Source records:
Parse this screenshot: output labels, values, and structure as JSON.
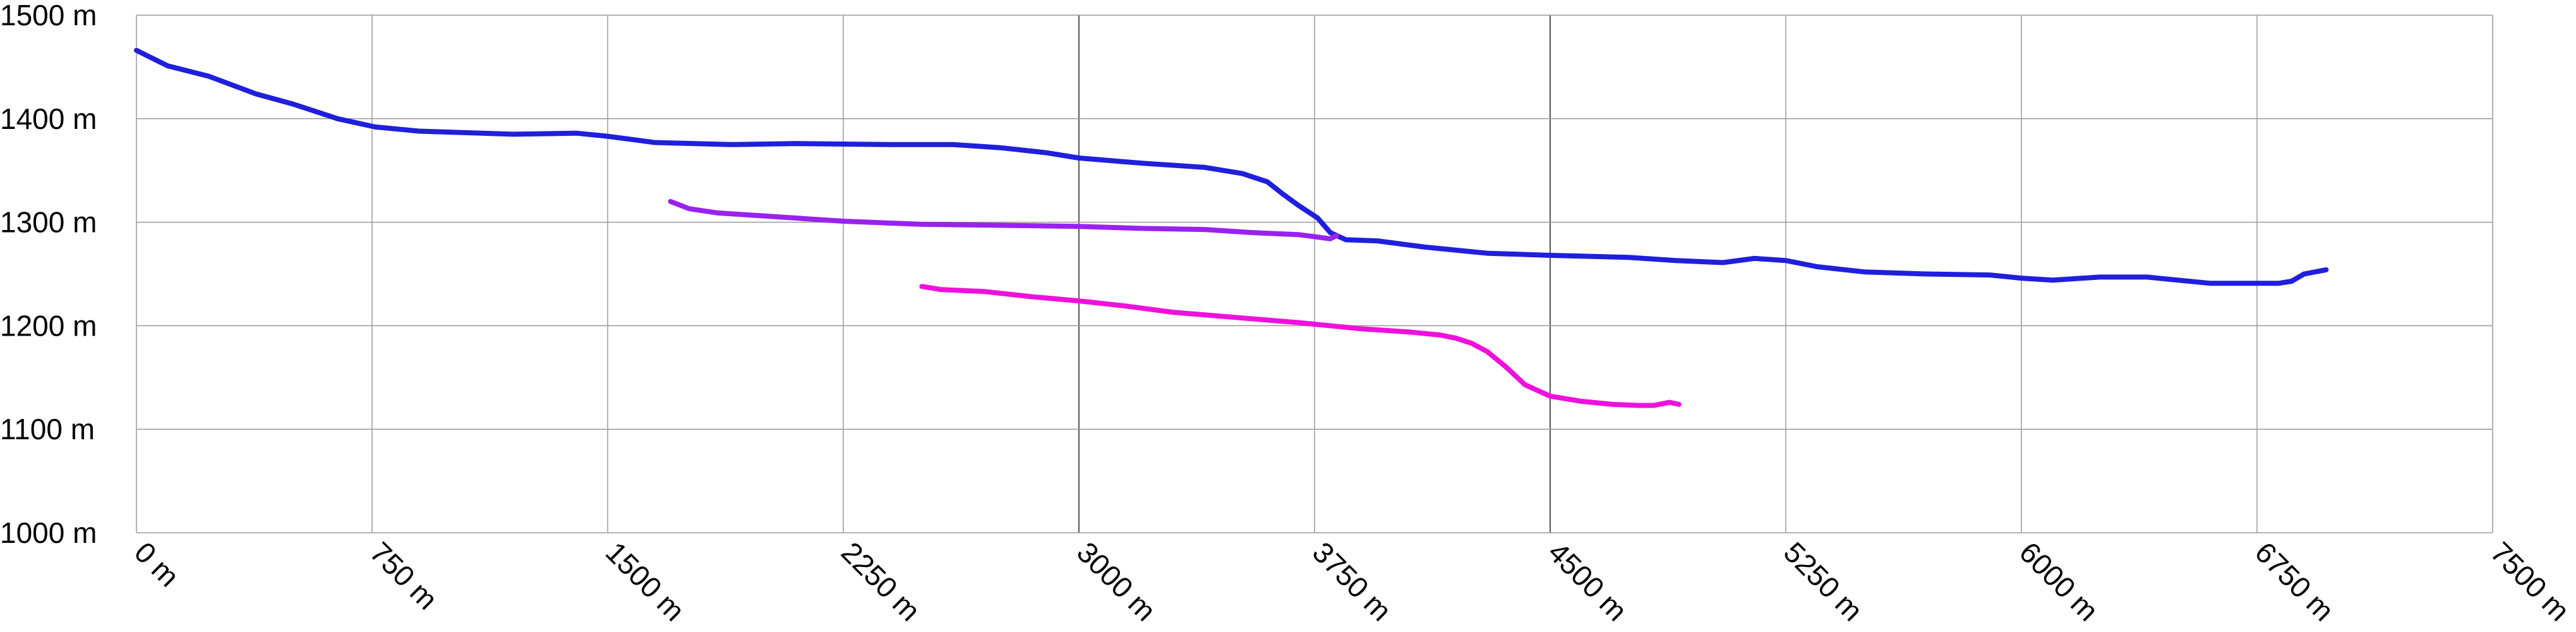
{
  "chart_data": {
    "type": "line",
    "title": "",
    "xlabel": "",
    "ylabel": "",
    "xlim": [
      0,
      7500
    ],
    "ylim": [
      1000,
      1500
    ],
    "grid": true,
    "x_ticks": [
      0,
      750,
      1500,
      2250,
      3000,
      3750,
      4500,
      5250,
      6000,
      6750,
      7500
    ],
    "y_ticks": [
      1000,
      1100,
      1200,
      1300,
      1400,
      1500
    ],
    "x_tick_labels": [
      "0 m",
      "750 m",
      "1500 m",
      "2250 m",
      "3000 m",
      "3750 m",
      "4500 m",
      "5250 m",
      "6000 m",
      "6750 m",
      "7500 m"
    ],
    "y_tick_labels": [
      "1000 m",
      "1100 m",
      "1200 m",
      "1300 m",
      "1400 m",
      "1500 m"
    ],
    "series": [
      {
        "color": "#1f1fdc",
        "x": [
          0,
          100,
          230,
          380,
          500,
          640,
          760,
          900,
          1000,
          1200,
          1400,
          1500,
          1650,
          1900,
          2100,
          2400,
          2600,
          2750,
          2900,
          3000,
          3200,
          3400,
          3520,
          3600,
          3650,
          3700,
          3760,
          3800,
          3850,
          3950,
          4100,
          4300,
          4500,
          4750,
          4900,
          5050,
          5150,
          5250,
          5350,
          5500,
          5700,
          5900,
          6000,
          6100,
          6250,
          6400,
          6600,
          6750,
          6820,
          6860,
          6900,
          6970
        ],
        "y": [
          1466,
          1451,
          1441,
          1424,
          1414,
          1400,
          1392,
          1388,
          1387,
          1385,
          1386,
          1383,
          1377,
          1375,
          1376,
          1375,
          1375,
          1372,
          1367,
          1362,
          1357,
          1353,
          1347,
          1339,
          1327,
          1316,
          1304,
          1290,
          1283,
          1282,
          1276,
          1270,
          1268,
          1266,
          1263,
          1261,
          1265,
          1263,
          1257,
          1252,
          1250,
          1249,
          1246,
          1244,
          1247,
          1247,
          1241,
          1241,
          1241,
          1243,
          1250,
          1254
        ]
      },
      {
        "color": "#9922ee",
        "x": [
          1700,
          1760,
          1850,
          2000,
          2250,
          2500,
          2750,
          3000,
          3200,
          3400,
          3550,
          3700,
          3750,
          3800,
          3820
        ],
        "y": [
          1320,
          1313,
          1309,
          1306,
          1301,
          1298,
          1297,
          1296,
          1294,
          1293,
          1290,
          1288,
          1286,
          1284,
          1287
        ]
      },
      {
        "color": "#ee11dd",
        "x": [
          2500,
          2560,
          2700,
          2850,
          3000,
          3150,
          3300,
          3500,
          3700,
          3900,
          4050,
          4150,
          4200,
          4250,
          4300,
          4360,
          4420,
          4500,
          4600,
          4700,
          4780,
          4830,
          4880,
          4910
        ],
        "y": [
          1238,
          1235,
          1233,
          1228,
          1224,
          1219,
          1213,
          1208,
          1203,
          1197,
          1194,
          1191,
          1188,
          1183,
          1175,
          1160,
          1143,
          1132,
          1127,
          1124,
          1123,
          1123,
          1126,
          1124
        ]
      }
    ]
  }
}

Your instructions:
Only lines with "color" are wanted here; list each of them.

Complete output:
        "color": "#1f1fdc",
        "color": "#9922ee",
        "color": "#ee11dd",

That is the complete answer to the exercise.